→ EXERCISE DESCRIPTION: Retype word for word the part of the text on big data in business starting with "Using big data in business: Renfe" and going on through "for 15-minute delays.".

---------- STUDY TEXT ----------

Mr Temerowski said the data gaps this creates, combined with a lack of trust, means there is untapped revenue potential.

With 54% of all companies still managing their goods with pen and paper, the industry has a long way to go in digitisation.

But Deutsche Telekom believes its data intelligence hub could be transformational as it enables companies to retain ownership of their data while sharing it securely.

Its overarching vision is to create the first cross-industry analytics platform enabling data-driven insights, putting owners in control of their data.

 

Using big data in business: Qantas Airways

Qantas Airways, using data in business
Qantas Airways

As Quantas Airways has a $3.2bn budget for fuel each year, making a 1% improvement in efficiency is worth $30m for Australia’s largest airline.

The need for savings was highlighted in a report by the International Council on Clean Transportation in January this year, which said Qantas emitted more CO2 per passenger-kilometre than any other airline operating across the Pacific in 2016.

But to achieve this, it needed to make savings at scale, across its fleet of 90,000 flights every year.

That’s when the airline turned to analytics. It creates two million data points per hour, collecting information on everything from weather and airports to operational functions and passenger weight.

After processing its data to find where efficiencies could be made, Qantas is on course to improve fuel efficiency by 1.5% by 2020 – generating almost $50m in savings.

 

Using big data in business: Renfe

Spanish train operator Renfe found itself competing against airlines for inter-city journeys.

In a bid to win more passengers, the company promised to arrive on time or refund tickets between Madrid and Barcelona for 15-minute delays.

To increase reliability, it installed sensors along the train to feed back data on the condition of parts and ensure they could be repaired or replaced before problems occur – a concept known as predictive maintenance.

Working with Siemens, just one in 2,300 Renfe trains fitted with the sensors were late in 2016 – a 99.8% punctuality rate – and the company recaptured $100m in revenue in its first six months of the programme.

Teradata chief technology officer Stephen Brobst says: “One of the key points to be successful is to get the data in real-time.

“That often meant less than 15 minutes in data warehousing but that timeframe isn’t acceptable in a lot of industries.

“Sub-milliseconds timeframes are needed to drive services to another level because the trains are going to keep moving whether you make a decision or not, but it could be too late to make an intervention if you don’t have the necessary details quickly enough.”

 

Using big data in business: How Equifax data breach could have been stopped earlier

The Equifax data breach was one of the biggest ever cyber security scandals, with 146.6 million personal records – nearly half the US population – stolen by hackers last year.

It included names, date of births, social security numbers, passport details, email addresses, taxpayer IDs and drivers’ licences.

Cyber security, cyber attack, cyber attacks

But Matt Mazzarell, a senior data scientist at Teradata, believes the problem could have been averted by using analytics.

Data collected by the Consumer Financial Protection Bureau (CFPB) shows a spike in customer complaints, particularly relating to identity theft, made to the US government agency in the months leading to when the data breach was discovered in September 2017.

Complaints weren’t just filed about Equifax, though, but fellow credit agencies Experian and TransUnion – and the spike began as early as April.

Mr Mazzarell says: “If we look at the data, we could definitely tell there was something going on before the Equifax hack – we just needed analytics to bring it out.

“If you were looking at this data, how couldn’t you have known about the problem around June 2017, when so many people were complaining about their identity being stolen and other types of fraud. The CFPB could have asked questions a lot earlier.”

He adds: “Consumer complaints come in different ways and are often dealt with on a one-to-one basis.

“But we should be looking at all the consumer complaints, collating that information and if something happens to a sizeable number of people, we don’t just deal with them individually but on a macro level.”

---------- EXCERPTED DATA ----------

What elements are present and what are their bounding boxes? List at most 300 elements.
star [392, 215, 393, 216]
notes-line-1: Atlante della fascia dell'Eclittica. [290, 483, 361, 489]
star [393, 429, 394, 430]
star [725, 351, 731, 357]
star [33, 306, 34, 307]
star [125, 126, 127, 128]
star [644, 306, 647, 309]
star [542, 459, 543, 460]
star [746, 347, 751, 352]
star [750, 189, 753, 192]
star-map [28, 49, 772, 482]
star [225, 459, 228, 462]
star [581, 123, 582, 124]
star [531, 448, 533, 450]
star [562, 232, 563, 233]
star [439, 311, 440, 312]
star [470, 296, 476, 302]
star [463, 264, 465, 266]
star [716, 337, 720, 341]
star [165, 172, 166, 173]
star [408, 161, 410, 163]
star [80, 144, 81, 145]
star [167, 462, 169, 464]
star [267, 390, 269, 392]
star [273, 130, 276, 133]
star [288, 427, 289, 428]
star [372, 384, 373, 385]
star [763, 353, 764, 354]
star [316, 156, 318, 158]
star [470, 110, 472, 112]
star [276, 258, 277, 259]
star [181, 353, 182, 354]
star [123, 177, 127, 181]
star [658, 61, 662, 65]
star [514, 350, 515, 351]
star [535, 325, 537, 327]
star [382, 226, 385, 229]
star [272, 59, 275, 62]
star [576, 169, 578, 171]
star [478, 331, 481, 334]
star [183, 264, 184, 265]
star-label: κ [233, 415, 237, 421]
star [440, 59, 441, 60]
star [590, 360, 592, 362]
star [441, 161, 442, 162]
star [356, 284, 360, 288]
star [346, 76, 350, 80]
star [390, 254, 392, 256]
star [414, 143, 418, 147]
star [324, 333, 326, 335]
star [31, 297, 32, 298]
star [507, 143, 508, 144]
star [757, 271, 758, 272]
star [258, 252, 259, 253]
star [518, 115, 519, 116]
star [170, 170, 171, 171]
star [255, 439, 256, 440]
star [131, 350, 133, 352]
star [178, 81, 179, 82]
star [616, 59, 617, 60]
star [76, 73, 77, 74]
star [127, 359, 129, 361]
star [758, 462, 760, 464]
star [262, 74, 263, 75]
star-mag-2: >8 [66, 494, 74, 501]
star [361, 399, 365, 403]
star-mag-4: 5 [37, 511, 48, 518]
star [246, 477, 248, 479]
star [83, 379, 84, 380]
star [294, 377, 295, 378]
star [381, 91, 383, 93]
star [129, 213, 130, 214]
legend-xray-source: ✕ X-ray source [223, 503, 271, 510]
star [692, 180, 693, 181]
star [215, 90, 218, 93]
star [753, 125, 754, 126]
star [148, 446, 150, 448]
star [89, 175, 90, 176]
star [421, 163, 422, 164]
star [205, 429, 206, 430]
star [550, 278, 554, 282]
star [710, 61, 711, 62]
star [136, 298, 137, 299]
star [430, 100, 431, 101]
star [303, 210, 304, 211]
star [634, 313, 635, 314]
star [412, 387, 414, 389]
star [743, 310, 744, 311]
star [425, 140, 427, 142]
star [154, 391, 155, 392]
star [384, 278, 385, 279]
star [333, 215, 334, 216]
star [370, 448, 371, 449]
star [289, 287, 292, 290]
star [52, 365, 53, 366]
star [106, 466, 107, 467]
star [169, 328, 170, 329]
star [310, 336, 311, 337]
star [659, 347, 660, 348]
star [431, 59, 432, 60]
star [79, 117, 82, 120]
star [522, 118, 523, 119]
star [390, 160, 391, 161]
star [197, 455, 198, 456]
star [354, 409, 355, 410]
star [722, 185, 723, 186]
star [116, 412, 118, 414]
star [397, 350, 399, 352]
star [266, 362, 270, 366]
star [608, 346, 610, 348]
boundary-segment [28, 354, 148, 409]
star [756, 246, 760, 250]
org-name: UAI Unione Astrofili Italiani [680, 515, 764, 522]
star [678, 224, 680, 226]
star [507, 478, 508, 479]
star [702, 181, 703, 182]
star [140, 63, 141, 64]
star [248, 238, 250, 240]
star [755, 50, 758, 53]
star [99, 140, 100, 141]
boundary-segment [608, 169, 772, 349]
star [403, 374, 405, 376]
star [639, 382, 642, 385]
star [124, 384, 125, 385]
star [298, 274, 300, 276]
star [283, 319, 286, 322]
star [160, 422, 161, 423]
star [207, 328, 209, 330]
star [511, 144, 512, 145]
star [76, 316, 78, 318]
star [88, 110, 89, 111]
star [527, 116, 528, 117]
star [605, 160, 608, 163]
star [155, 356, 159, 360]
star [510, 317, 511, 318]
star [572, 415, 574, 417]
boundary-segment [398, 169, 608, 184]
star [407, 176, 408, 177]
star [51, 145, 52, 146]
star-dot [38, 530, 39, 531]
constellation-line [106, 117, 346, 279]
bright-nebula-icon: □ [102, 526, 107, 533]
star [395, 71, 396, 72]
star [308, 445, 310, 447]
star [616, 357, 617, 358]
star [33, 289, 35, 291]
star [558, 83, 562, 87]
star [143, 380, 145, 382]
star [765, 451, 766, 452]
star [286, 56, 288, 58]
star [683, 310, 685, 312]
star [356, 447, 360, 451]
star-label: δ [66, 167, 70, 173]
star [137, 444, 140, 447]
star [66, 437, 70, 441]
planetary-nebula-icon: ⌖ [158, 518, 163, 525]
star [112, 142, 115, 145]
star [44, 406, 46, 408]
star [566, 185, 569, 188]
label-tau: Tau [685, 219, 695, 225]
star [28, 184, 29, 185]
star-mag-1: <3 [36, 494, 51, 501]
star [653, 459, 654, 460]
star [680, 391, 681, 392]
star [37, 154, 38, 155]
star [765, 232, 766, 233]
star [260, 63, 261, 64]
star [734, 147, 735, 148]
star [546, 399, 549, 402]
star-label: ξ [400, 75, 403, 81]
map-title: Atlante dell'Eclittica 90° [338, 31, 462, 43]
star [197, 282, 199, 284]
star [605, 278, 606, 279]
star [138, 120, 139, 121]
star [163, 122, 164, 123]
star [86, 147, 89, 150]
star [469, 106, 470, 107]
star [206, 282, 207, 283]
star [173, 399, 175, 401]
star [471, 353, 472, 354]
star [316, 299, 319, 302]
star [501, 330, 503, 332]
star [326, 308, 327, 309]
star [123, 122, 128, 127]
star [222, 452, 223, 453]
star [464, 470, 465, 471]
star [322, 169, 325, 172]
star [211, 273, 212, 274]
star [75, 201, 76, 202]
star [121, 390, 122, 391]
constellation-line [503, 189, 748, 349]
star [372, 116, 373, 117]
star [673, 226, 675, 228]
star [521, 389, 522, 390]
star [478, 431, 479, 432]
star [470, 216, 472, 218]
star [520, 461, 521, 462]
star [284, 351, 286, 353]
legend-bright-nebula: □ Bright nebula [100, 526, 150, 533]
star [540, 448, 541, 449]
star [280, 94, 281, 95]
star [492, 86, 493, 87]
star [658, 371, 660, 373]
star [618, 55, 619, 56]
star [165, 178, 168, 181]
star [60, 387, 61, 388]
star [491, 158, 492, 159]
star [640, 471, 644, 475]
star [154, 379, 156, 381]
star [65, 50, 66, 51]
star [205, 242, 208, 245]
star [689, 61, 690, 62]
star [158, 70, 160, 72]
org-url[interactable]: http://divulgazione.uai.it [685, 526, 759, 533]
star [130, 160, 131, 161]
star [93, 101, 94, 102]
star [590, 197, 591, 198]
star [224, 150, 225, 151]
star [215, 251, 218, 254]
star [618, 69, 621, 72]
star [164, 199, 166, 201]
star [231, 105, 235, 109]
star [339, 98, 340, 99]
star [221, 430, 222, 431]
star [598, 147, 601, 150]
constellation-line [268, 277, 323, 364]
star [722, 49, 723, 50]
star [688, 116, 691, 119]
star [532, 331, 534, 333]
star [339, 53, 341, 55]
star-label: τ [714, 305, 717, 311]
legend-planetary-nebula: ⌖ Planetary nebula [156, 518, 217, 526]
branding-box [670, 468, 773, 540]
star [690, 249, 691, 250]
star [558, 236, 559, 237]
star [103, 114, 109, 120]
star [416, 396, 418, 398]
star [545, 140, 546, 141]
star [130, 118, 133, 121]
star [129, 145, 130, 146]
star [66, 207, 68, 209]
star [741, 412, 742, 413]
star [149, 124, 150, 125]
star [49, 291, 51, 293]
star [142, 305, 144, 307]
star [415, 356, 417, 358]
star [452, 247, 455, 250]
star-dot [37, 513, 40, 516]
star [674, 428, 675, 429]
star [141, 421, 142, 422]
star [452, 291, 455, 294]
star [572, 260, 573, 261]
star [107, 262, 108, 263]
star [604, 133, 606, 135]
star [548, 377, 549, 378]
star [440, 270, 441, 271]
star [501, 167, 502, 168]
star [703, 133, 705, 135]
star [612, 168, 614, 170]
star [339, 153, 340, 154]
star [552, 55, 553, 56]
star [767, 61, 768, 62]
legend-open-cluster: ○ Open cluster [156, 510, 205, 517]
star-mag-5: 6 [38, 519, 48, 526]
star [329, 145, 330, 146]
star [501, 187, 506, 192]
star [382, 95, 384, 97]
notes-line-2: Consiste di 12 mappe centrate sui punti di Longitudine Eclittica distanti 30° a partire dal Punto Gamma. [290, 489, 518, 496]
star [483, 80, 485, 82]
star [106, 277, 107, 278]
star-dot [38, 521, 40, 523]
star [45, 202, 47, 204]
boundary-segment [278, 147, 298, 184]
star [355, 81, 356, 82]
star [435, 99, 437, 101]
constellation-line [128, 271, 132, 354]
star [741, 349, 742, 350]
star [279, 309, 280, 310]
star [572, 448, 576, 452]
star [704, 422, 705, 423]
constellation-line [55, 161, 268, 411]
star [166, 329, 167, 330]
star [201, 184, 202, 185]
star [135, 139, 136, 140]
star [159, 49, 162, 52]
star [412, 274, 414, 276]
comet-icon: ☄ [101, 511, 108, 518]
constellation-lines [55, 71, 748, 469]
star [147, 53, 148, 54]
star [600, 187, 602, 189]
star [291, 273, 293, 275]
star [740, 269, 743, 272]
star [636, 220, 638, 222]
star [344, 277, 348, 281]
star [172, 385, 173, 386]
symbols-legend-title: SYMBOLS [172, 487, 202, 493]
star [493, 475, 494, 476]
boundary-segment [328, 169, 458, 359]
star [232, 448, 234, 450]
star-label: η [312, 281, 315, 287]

----------

→ WRITTEN SOLUTION:
Using big data in business: Renfe

Spanish train operator Renfe found itself competing against airlines for inter-city journeys.

In a bid to win more passengers, the company promised to arrive on time or refund tickets between Madrid and Barcelona for 15-minute delays.